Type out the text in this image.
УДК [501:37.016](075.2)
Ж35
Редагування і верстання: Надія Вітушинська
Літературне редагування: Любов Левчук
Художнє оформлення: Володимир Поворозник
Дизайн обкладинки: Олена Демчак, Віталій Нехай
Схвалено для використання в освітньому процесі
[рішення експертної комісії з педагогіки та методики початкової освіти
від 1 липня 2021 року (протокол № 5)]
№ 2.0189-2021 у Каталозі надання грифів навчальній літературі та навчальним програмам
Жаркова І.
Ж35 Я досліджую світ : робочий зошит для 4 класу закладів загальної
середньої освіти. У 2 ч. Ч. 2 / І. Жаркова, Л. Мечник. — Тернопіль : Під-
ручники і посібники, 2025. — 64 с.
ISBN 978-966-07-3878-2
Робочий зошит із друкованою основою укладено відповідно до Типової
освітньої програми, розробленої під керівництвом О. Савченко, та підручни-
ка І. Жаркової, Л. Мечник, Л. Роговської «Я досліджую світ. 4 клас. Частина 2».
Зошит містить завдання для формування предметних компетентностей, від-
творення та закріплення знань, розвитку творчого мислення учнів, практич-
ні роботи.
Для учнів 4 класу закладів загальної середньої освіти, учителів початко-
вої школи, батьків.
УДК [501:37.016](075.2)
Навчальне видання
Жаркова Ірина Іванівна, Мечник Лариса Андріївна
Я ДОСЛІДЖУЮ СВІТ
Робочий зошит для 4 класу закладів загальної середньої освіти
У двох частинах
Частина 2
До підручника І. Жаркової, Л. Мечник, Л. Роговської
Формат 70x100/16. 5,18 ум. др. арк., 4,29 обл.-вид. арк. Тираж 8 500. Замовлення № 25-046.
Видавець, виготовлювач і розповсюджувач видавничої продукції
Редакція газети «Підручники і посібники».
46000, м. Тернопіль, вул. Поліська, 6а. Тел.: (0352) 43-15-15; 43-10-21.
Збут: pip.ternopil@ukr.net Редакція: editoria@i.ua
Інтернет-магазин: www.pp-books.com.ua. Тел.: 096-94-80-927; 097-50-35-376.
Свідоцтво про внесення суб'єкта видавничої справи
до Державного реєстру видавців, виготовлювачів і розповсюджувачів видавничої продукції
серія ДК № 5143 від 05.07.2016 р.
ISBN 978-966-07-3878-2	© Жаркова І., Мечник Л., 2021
____________________
▶ **Requirements**
The word "посібники" appears in how many lines of the records? Give the number only.

▶ **Answer**
2